Work instructions: Copy the records that follow exactly as written, but not their pictures.

[Dataset records on visual material]

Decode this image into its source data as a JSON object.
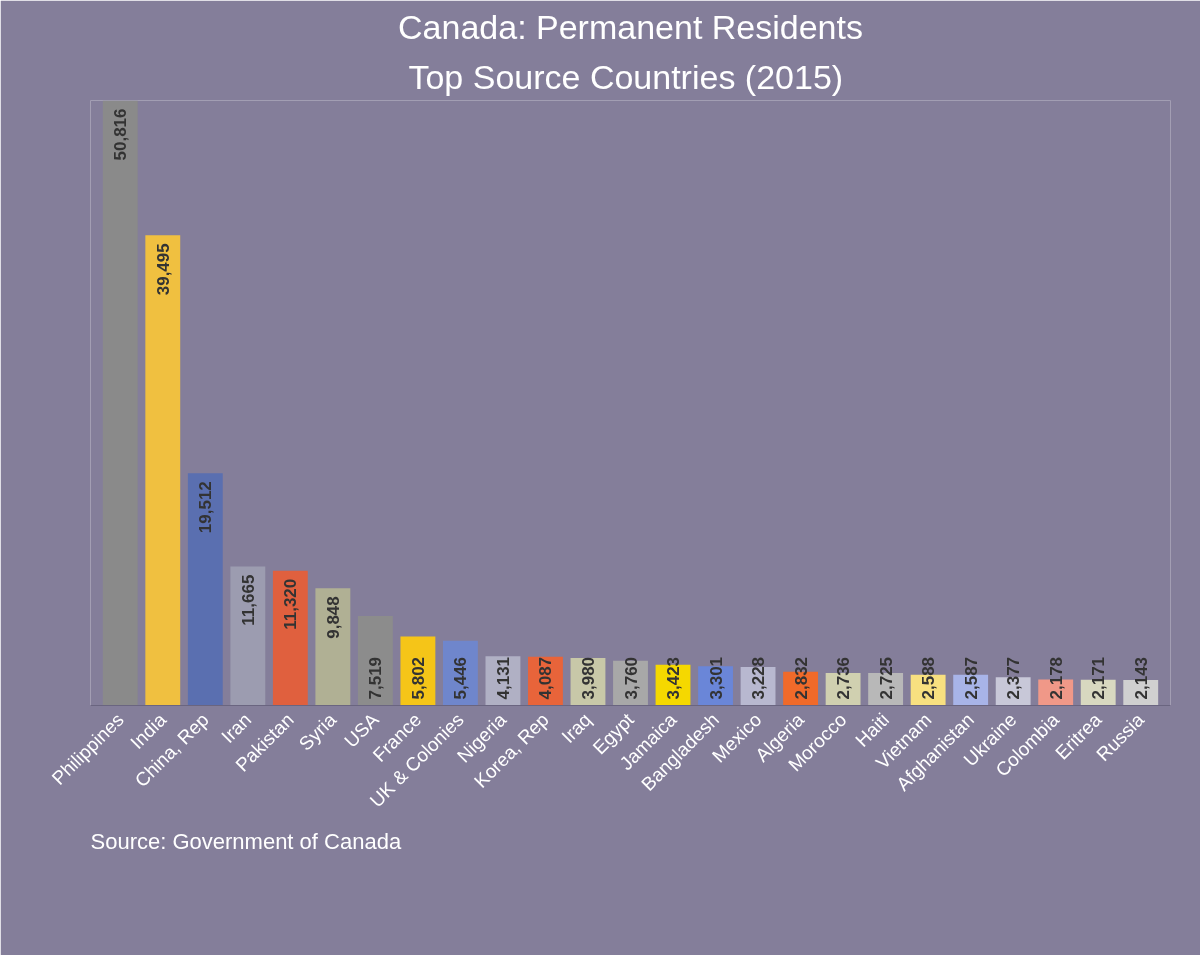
{
  "chart_data": {
    "type": "bar",
    "title": "Canada: Permanent Residents",
    "subtitle": "Top Source Countries  (2015)",
    "categories": [
      "Philippines",
      "India",
      "China, Rep",
      "Iran",
      "Pakistan",
      "Syria",
      "USA",
      "France",
      "UK & Colonies",
      "Nigeria",
      "Korea, Rep",
      "Iraq",
      "Egypt",
      "Jamaica",
      "Bangladesh",
      "Mexico",
      "Algeria",
      "Morocco",
      "Haiti",
      "Vietnam",
      "Afghanistan",
      "Ukraine",
      "Colombia",
      "Eritrea",
      "Russia"
    ],
    "values": [
      50816,
      39495,
      19512,
      11665,
      11320,
      9848,
      7519,
      5802,
      5446,
      4131,
      4087,
      3980,
      3760,
      3423,
      3301,
      3228,
      2832,
      2736,
      2725,
      2588,
      2587,
      2377,
      2178,
      2171,
      2143
    ],
    "colors": [
      "#8a8a8a",
      "#f0c040",
      "#5a6fb0",
      "#9c9cb0",
      "#e0603e",
      "#b0b094",
      "#8c8c8c",
      "#f5c518",
      "#6f86cc",
      "#b0b0c4",
      "#e8643a",
      "#c8c8a8",
      "#a8a8a8",
      "#f5d800",
      "#6a86d8",
      "#b8b8d0",
      "#f06a2a",
      "#d0d0b0",
      "#b8b8b8",
      "#f8e080",
      "#a8b4e8",
      "#c8c8d8",
      "#f09888",
      "#d8d8c0",
      "#d0d0d0"
    ],
    "value_labels": [
      "50,816",
      "39,495",
      "19,512",
      "11,665",
      "11,320",
      "9,848",
      "7,519",
      "5,802",
      "5,446",
      "4,131",
      "4,087",
      "3,980",
      "3,760",
      "3,423",
      "3,301",
      "3,228",
      "2,832",
      "2,736",
      "2,725",
      "2,588",
      "2,587",
      "2,377",
      "2,178",
      "2,171",
      "2,143"
    ],
    "grid": false,
    "annotations": [
      "Source: Government of Canada"
    ]
  }
}
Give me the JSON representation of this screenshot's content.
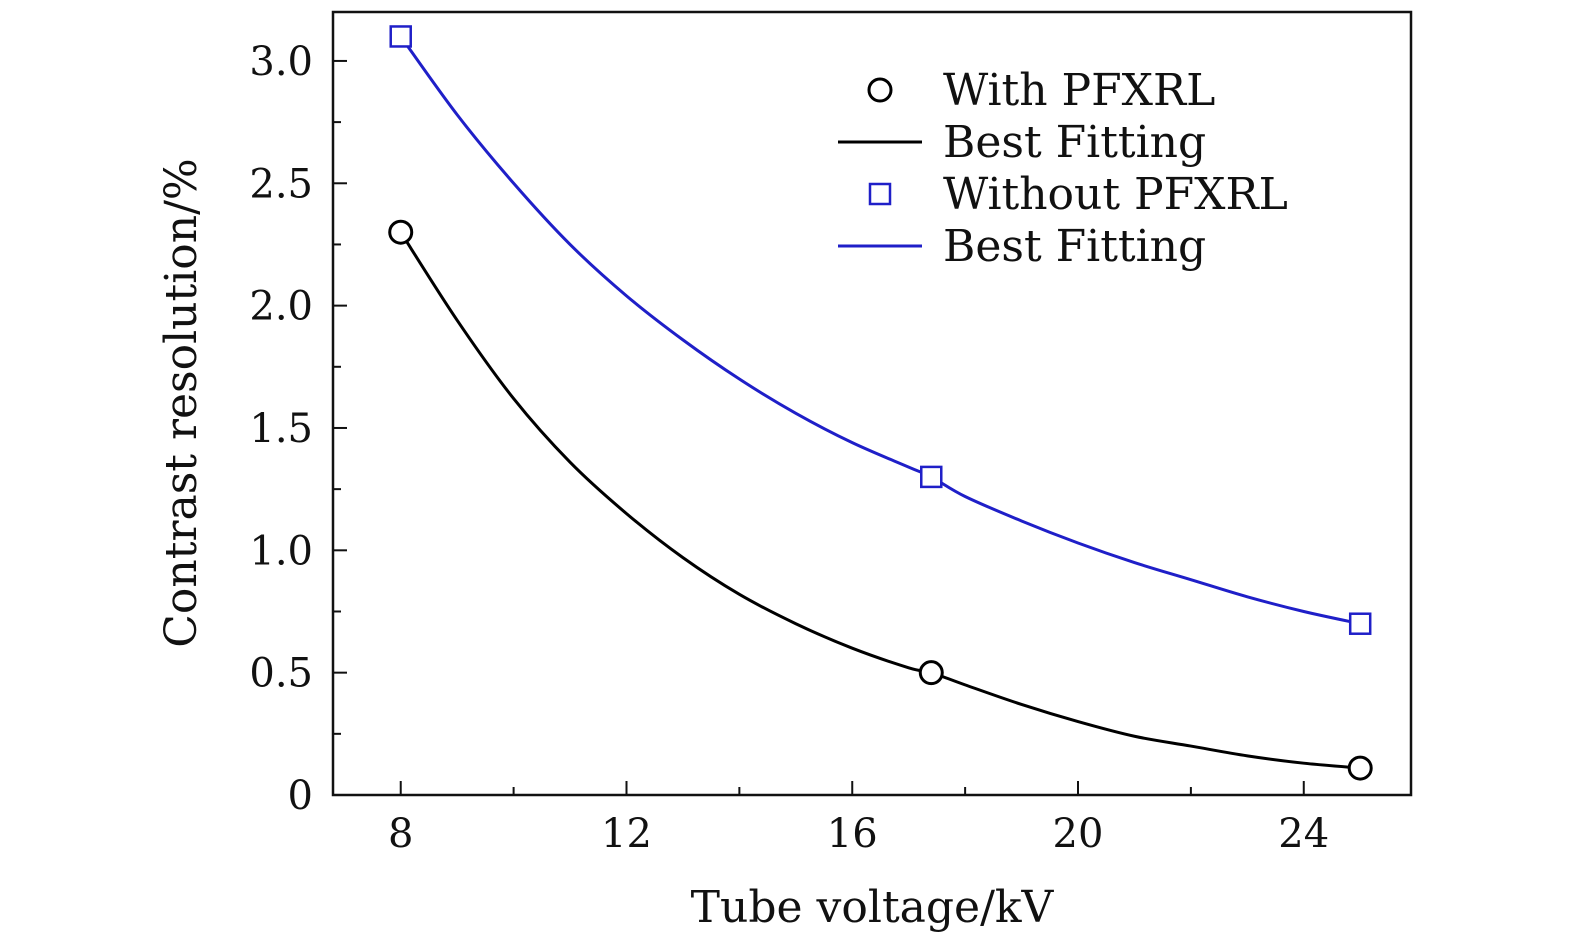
{
  "chart_data": {
    "type": "scatter",
    "xlabel": "Tube voltage/kV",
    "ylabel": "Contrast resolution/%",
    "xlim": [
      6.8,
      25.9
    ],
    "ylim": [
      0,
      3.2
    ],
    "x_ticks": [
      8,
      12,
      16,
      20,
      24
    ],
    "x_tick_labels": [
      "8",
      "12",
      "16",
      "20",
      "24"
    ],
    "y_ticks": [
      0,
      0.5,
      1.0,
      1.5,
      2.0,
      2.5,
      3.0
    ],
    "y_tick_labels": [
      "0",
      "0.5",
      "1.0",
      "1.5",
      "2.0",
      "2.5",
      "3.0"
    ],
    "legend_position": "top-right",
    "series": [
      {
        "name": "With PFXRL",
        "marker": "circle",
        "color": "#000000",
        "x": [
          8,
          17.4,
          25
        ],
        "y": [
          2.3,
          0.5,
          0.11
        ]
      },
      {
        "name": "Best Fitting",
        "kind": "fit-line",
        "color": "#000000",
        "x": [
          8,
          9,
          10,
          11,
          12,
          13,
          14,
          15,
          16,
          17,
          17.4,
          18,
          19,
          20,
          21,
          22,
          23,
          24,
          25
        ],
        "y": [
          2.3,
          1.94,
          1.62,
          1.36,
          1.15,
          0.97,
          0.82,
          0.7,
          0.6,
          0.52,
          0.5,
          0.45,
          0.37,
          0.3,
          0.24,
          0.2,
          0.16,
          0.13,
          0.11
        ]
      },
      {
        "name": "Without PFXRL",
        "marker": "square",
        "color": "#1f1fc8",
        "x": [
          8,
          17.4,
          25
        ],
        "y": [
          3.1,
          1.3,
          0.7
        ]
      },
      {
        "name": "Best Fitting",
        "kind": "fit-line",
        "color": "#1f1fc8",
        "x": [
          8,
          9,
          10,
          11,
          12,
          13,
          14,
          15,
          16,
          17,
          17.4,
          18,
          19,
          20,
          21,
          22,
          23,
          24,
          25
        ],
        "y": [
          3.1,
          2.78,
          2.5,
          2.25,
          2.04,
          1.86,
          1.7,
          1.56,
          1.44,
          1.34,
          1.3,
          1.22,
          1.12,
          1.03,
          0.95,
          0.88,
          0.81,
          0.75,
          0.7
        ]
      }
    ]
  }
}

Complete output:
Decode this image into its source data as a JSON object.
{
  "chart_data": {
    "type": "bar",
    "title": "Canada: Permanent Residents",
    "subtitle": "Top Source Countries  (2015)",
    "categories": [
      "Philippines",
      "India",
      "China, Rep",
      "Iran",
      "Pakistan",
      "Syria",
      "USA",
      "France",
      "UK & Colonies",
      "Nigeria",
      "Korea, Rep",
      "Iraq",
      "Egypt",
      "Jamaica",
      "Bangladesh",
      "Mexico",
      "Algeria",
      "Morocco",
      "Haiti",
      "Vietnam",
      "Afghanistan",
      "Ukraine",
      "Colombia",
      "Eritrea",
      "Russia"
    ],
    "values": [
      50816,
      39495,
      19512,
      11665,
      11320,
      9848,
      7519,
      5802,
      5446,
      4131,
      4087,
      3980,
      3760,
      3423,
      3301,
      3228,
      2832,
      2736,
      2725,
      2588,
      2587,
      2377,
      2178,
      2171,
      2143
    ],
    "colors": [
      "#8a8a8a",
      "#f0c040",
      "#5a6fb0",
      "#9c9cb0",
      "#e0603e",
      "#b0b094",
      "#8c8c8c",
      "#f5c518",
      "#6f86cc",
      "#b0b0c4",
      "#e8643a",
      "#c8c8a8",
      "#a8a8a8",
      "#f5d800",
      "#6a86d8",
      "#b8b8d0",
      "#f06a2a",
      "#d0d0b0",
      "#b8b8b8",
      "#f8e080",
      "#a8b4e8",
      "#c8c8d8",
      "#f09888",
      "#d8d8c0",
      "#d0d0d0"
    ],
    "value_labels": [
      "50,816",
      "39,495",
      "19,512",
      "11,665",
      "11,320",
      "9,848",
      "7,519",
      "5,802",
      "5,446",
      "4,131",
      "4,087",
      "3,980",
      "3,760",
      "3,423",
      "3,301",
      "3,228",
      "2,832",
      "2,736",
      "2,725",
      "2,588",
      "2,587",
      "2,377",
      "2,178",
      "2,171",
      "2,143"
    ],
    "grid": false,
    "annotations": [
      "Source: Government of Canada"
    ]
  }
}
Give me the JSON representation of this screenshot's content.
{
  "chart_data": {
    "type": "scatter",
    "xlabel": "Tube voltage/kV",
    "ylabel": "Contrast resolution/%",
    "xlim": [
      6.8,
      25.9
    ],
    "ylim": [
      0,
      3.2
    ],
    "x_ticks": [
      8,
      12,
      16,
      20,
      24
    ],
    "x_tick_labels": [
      "8",
      "12",
      "16",
      "20",
      "24"
    ],
    "y_ticks": [
      0,
      0.5,
      1.0,
      1.5,
      2.0,
      2.5,
      3.0
    ],
    "y_tick_labels": [
      "0",
      "0.5",
      "1.0",
      "1.5",
      "2.0",
      "2.5",
      "3.0"
    ],
    "legend_position": "top-right",
    "series": [
      {
        "name": "With PFXRL",
        "marker": "circle",
        "color": "#000000",
        "x": [
          8,
          17.4,
          25
        ],
        "y": [
          2.3,
          0.5,
          0.11
        ]
      },
      {
        "name": "Best Fitting",
        "kind": "fit-line",
        "color": "#000000",
        "x": [
          8,
          9,
          10,
          11,
          12,
          13,
          14,
          15,
          16,
          17,
          17.4,
          18,
          19,
          20,
          21,
          22,
          23,
          24,
          25
        ],
        "y": [
          2.3,
          1.94,
          1.62,
          1.36,
          1.15,
          0.97,
          0.82,
          0.7,
          0.6,
          0.52,
          0.5,
          0.45,
          0.37,
          0.3,
          0.24,
          0.2,
          0.16,
          0.13,
          0.11
        ]
      },
      {
        "name": "Without PFXRL",
        "marker": "square",
        "color": "#1f1fc8",
        "x": [
          8,
          17.4,
          25
        ],
        "y": [
          3.1,
          1.3,
          0.7
        ]
      },
      {
        "name": "Best Fitting",
        "kind": "fit-line",
        "color": "#1f1fc8",
        "x": [
          8,
          9,
          10,
          11,
          12,
          13,
          14,
          15,
          16,
          17,
          17.4,
          18,
          19,
          20,
          21,
          22,
          23,
          24,
          25
        ],
        "y": [
          3.1,
          2.78,
          2.5,
          2.25,
          2.04,
          1.86,
          1.7,
          1.56,
          1.44,
          1.34,
          1.3,
          1.22,
          1.12,
          1.03,
          0.95,
          0.88,
          0.81,
          0.75,
          0.7
        ]
      }
    ]
  }
}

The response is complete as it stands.